--- Start Materials provided ---

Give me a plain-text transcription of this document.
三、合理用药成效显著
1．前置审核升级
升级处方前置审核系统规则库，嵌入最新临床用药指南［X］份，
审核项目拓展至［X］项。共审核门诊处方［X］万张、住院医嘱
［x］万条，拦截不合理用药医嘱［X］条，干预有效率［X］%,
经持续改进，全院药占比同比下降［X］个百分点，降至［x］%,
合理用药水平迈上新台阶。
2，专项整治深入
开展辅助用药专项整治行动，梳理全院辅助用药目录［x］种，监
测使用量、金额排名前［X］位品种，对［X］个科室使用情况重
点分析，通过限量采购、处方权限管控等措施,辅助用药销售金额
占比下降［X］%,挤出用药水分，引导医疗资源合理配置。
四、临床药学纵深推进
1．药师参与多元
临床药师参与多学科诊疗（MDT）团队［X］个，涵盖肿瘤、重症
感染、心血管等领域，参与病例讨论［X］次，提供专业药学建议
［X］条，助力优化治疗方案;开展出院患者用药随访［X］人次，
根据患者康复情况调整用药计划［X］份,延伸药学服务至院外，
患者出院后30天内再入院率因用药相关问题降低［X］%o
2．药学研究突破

--- End Materials provided ---
--- Start Materials provided ---

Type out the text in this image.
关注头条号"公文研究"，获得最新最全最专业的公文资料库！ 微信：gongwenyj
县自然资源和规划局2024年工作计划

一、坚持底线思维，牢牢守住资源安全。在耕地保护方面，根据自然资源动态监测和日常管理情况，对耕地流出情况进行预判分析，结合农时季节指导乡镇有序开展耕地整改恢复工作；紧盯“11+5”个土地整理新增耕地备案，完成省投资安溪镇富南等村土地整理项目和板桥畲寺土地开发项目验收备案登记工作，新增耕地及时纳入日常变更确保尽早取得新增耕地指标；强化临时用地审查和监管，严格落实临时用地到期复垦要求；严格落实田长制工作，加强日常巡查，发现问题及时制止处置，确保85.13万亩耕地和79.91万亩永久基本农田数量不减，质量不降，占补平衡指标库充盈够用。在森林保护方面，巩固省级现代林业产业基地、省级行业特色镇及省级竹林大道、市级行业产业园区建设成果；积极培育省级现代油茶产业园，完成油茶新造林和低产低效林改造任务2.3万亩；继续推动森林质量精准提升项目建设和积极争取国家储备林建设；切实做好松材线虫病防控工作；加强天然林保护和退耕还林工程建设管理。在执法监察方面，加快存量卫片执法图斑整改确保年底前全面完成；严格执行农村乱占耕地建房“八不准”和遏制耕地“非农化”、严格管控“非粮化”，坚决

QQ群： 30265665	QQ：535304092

--- End Materials provided ---
--- Start Materials provided ---

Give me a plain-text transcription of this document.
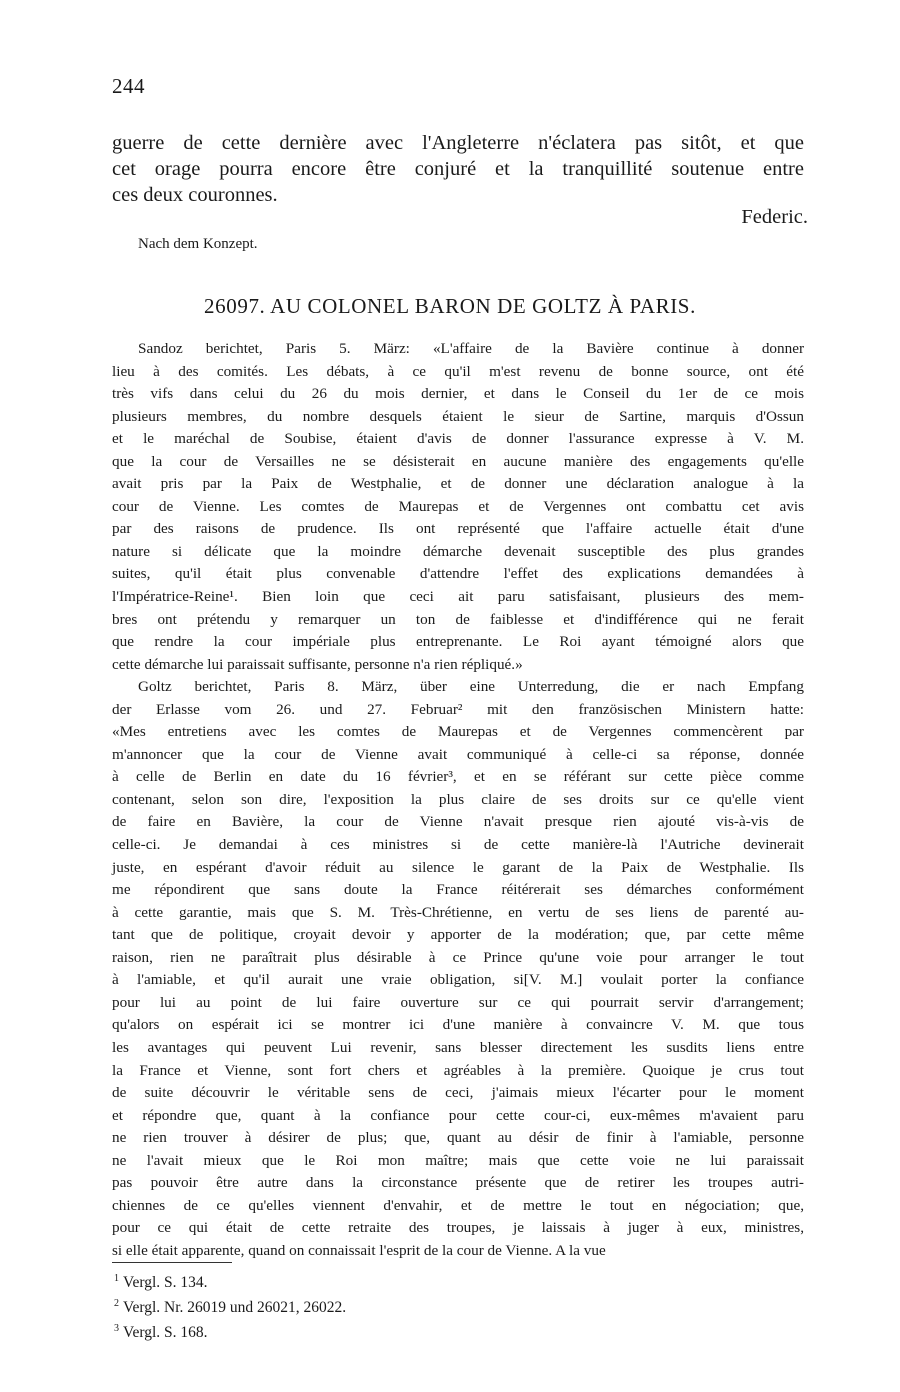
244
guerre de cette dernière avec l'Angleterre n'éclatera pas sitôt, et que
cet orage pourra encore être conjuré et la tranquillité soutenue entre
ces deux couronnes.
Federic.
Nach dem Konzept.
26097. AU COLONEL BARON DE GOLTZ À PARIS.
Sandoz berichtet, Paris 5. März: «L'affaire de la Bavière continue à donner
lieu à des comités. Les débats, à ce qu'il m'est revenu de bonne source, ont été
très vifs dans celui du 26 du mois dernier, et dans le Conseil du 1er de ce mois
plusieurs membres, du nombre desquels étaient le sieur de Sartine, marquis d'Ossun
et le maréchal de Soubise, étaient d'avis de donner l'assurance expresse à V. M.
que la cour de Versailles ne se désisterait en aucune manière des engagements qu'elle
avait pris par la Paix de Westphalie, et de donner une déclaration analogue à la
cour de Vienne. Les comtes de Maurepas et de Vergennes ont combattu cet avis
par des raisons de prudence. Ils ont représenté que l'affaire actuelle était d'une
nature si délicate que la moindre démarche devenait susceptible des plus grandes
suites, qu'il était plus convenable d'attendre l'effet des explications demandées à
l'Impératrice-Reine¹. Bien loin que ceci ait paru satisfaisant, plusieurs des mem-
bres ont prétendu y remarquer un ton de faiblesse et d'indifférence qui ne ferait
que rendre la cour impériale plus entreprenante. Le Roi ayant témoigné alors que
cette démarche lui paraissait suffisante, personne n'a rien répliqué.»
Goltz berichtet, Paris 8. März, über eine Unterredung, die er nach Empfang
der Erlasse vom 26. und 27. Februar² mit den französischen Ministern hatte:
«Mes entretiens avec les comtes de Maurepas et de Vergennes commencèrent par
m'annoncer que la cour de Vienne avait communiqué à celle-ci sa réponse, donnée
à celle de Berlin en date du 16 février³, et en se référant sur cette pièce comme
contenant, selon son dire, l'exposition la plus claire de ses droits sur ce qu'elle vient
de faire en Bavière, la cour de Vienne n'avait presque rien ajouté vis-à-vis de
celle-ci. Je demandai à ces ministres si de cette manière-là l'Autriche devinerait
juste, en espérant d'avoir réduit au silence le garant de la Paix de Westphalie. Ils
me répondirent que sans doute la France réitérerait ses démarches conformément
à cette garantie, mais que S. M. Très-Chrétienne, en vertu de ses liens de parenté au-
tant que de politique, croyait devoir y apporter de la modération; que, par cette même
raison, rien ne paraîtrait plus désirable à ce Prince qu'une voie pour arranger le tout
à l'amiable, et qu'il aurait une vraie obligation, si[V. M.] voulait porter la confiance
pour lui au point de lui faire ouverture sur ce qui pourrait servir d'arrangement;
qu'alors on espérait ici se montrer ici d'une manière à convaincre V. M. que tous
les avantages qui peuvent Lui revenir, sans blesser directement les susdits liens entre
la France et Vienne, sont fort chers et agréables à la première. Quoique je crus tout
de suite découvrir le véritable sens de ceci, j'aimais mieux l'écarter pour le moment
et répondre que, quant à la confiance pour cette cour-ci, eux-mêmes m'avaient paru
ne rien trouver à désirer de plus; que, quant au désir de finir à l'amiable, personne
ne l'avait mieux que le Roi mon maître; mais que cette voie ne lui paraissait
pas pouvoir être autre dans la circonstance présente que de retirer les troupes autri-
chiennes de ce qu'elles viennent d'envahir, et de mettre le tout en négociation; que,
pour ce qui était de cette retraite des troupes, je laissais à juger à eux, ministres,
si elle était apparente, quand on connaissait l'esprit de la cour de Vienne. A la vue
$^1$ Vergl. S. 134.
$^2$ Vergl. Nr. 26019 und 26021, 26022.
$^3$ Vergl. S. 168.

--- End Materials provided ---

Task prompt – From the entries above, pull out each line that includes "Paix".

Answer below –
avait pris par la Paix de Westphalie, et de donner une déclaration analogue à la
juste, en espérant d'avoir réduit au silence le garant de la Paix de Westphalie. Ils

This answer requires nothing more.